● Vorliegender Text
ÖBB - Smarte Güterwaggons

2019 brachten die ÖBB ihr Projekt „SmartCargo“ auf Schiene, 2024 wurde der zwölftausendste Güterwaggon mit einem Device für Positionserkennung und Stoßdetektion ausgestattet. „Damit können von der Kund:inneninformation bis hin zur Optimierung der Einsatzdisposition und Instandhaltung zahlreiche Prozesse im internationalen Güterverkehr optimiert werden“, erklärt ÖBB Rail Cargo Group Vorstandssprecher Clemens Först. Über das 5G-Netz werden dafür Live-Daten wie Standort, Bewegung und Temperatur an eine IT-Plattform namens Cumolocity geleitet. Parallel dazu liefert ein Positionssensor die genauen GPS-Koordinaten des Wagens sowie ein 3D-Beschleunigungssensor Informationen zur Stoßerkennung oder zur Überwachung empfindlicher Güter. Und das Device selbst? Ist mit sechs Jahren Akku-Betriebszeit ähnlich unkaputtbar wie die Güterwaggons, auf denen es durch Europa reist.

Gespeicherte Einträge aus einer Sammlung

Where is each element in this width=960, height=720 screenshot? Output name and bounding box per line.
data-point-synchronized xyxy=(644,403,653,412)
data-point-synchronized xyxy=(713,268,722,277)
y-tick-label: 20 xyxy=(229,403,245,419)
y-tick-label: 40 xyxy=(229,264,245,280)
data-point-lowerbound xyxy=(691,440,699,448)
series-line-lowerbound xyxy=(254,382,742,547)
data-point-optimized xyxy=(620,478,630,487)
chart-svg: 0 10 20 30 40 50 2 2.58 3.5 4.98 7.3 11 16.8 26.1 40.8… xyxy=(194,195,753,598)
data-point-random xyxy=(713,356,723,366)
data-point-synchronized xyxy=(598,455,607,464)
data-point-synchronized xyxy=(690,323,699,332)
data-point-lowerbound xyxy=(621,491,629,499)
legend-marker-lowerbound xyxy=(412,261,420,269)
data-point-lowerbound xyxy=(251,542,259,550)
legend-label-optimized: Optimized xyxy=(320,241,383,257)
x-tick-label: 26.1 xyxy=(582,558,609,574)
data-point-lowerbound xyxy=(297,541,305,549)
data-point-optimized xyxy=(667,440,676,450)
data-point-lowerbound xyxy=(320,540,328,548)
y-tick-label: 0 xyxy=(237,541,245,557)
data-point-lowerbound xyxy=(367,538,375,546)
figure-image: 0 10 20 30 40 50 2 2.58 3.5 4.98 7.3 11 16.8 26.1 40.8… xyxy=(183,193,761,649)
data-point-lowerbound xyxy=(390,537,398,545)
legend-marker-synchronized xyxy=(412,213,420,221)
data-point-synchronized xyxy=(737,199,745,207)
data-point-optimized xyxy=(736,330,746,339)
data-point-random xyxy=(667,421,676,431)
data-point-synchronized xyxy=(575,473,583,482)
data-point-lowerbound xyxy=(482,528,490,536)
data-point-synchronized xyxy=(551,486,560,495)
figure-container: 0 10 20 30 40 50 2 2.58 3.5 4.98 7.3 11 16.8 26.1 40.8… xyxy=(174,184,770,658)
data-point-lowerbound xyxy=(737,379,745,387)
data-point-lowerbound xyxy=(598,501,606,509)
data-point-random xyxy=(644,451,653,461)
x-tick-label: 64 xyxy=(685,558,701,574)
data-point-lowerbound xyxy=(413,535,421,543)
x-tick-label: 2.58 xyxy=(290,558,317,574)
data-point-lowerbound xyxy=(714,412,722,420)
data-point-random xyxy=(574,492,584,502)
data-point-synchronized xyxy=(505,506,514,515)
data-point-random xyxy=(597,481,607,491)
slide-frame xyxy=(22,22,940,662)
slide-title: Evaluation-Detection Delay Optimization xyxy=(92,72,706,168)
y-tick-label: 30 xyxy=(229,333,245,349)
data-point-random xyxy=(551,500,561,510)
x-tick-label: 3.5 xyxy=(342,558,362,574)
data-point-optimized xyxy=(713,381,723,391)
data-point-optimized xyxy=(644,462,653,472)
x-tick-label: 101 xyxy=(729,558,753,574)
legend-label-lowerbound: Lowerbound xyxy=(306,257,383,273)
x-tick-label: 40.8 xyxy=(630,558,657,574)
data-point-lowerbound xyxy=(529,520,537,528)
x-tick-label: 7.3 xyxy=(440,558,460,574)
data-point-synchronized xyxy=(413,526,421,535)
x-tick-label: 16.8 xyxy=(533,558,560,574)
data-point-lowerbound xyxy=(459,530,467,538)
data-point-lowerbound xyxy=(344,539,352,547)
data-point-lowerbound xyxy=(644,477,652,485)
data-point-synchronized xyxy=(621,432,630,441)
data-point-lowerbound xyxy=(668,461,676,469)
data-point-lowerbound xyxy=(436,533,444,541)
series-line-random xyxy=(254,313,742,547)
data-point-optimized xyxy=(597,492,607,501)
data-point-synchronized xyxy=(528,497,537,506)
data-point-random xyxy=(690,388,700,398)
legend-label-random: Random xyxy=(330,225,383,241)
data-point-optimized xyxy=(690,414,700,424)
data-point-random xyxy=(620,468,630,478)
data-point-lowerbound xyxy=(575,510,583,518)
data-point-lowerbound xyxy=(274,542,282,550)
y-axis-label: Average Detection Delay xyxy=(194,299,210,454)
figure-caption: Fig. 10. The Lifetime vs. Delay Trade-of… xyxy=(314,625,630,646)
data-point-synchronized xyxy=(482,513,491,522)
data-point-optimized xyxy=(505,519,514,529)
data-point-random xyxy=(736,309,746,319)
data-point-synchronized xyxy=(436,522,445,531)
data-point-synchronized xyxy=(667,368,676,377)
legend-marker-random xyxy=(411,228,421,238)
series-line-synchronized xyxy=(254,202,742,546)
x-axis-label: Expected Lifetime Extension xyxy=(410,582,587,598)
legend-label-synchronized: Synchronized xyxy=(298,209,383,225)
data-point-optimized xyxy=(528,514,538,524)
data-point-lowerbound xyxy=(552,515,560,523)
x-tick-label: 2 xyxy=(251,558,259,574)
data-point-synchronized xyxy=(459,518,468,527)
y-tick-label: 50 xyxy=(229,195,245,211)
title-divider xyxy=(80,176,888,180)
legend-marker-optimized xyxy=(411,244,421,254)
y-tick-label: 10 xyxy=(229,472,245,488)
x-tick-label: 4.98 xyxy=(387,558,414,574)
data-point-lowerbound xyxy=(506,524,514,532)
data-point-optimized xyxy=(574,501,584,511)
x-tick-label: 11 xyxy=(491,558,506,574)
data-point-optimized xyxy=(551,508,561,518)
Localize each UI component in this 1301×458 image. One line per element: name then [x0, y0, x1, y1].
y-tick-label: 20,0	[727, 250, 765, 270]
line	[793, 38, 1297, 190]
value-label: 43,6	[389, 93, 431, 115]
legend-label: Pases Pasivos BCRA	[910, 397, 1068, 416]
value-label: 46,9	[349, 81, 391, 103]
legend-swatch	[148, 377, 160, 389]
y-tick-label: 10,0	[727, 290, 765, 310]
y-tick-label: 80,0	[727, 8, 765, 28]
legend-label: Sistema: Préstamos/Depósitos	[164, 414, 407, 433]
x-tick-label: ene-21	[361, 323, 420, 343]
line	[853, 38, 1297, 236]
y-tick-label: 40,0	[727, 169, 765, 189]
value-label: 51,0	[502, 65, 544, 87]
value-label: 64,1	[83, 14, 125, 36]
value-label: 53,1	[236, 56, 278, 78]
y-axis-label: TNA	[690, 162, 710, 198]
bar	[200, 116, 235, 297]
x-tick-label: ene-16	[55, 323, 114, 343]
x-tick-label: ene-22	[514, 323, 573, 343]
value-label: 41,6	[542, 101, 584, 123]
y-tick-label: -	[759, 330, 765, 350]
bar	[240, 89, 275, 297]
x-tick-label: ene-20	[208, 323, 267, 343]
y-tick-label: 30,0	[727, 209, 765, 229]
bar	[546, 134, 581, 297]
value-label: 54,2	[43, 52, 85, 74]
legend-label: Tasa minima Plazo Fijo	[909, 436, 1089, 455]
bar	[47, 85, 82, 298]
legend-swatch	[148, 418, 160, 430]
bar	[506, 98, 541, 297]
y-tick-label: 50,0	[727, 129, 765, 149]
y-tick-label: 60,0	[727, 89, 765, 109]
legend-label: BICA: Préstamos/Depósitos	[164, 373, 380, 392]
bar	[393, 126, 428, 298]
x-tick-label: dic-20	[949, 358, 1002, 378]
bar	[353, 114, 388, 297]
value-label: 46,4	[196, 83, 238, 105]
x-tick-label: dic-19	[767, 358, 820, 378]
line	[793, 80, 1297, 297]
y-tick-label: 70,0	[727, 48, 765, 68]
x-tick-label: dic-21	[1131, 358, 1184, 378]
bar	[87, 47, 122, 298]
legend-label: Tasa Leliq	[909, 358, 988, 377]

● Aufgaben und Übungen
**A.** Schreiben Sie aus dem Text über die smarten Güterwaggons der ÖBB den Abschnitt von „2019 brachten die“ bis einschließlich „durch Europa reist.“ wortgetreu ab.
**B.** Fassen Sie den Text über die smarten Güterwaggons der ÖBB in zwei Sätzen zusammen.

● Lösungen zur Übung
**A.**
2019 brachten die ÖBB ihr Projekt „SmartCargo“ auf Schiene, 2024 wurde der zwölftausendste Güterwaggon mit einem Device für Positionserkennung und Stoßdetektion ausgestattet. „Damit können von der Kund:inneninformation bis hin zur Optimierung der Einsatzdisposition und Instandhaltung zahlreiche Prozesse im internationalen Güterverkehr optimiert werden“, erklärt ÖBB Rail Cargo Group Vorstandssprecher Clemens Först. Über das 5G-Netz werden dafür Live-Daten wie Standort, Bewegung und Temperatur an eine IT-Plattform namens Cumolocity geleitet. Parallel dazu liefert ein Positionssensor die genauen GPS-Koordinaten des Wagens sowie ein 3D-Beschleunigungssensor Informationen zur Stoßerkennung oder zur Überwachung empfindlicher Güter. Und das Device selbst? Ist mit sechs Jahren Akku-Betriebszeit ähnlich unkaputtbar wie die Güterwaggons, auf denen es durch Europa reist.

**B.** Die ÖBB starteten 2019 das Projekt „SmartCargo“ und statteten 2024 den zwölftausendsten Güterwaggon mit einem Gerät für Positionserkennung und Stoßdetektion aus. Über das 5G-Netz werden Live-Daten wie Standort, Bewegung und Temperatur an die IT-Plattform Cumolocity geleitet, und das Gerät hat eine Akku-Betriebszeit von sechs Jahren.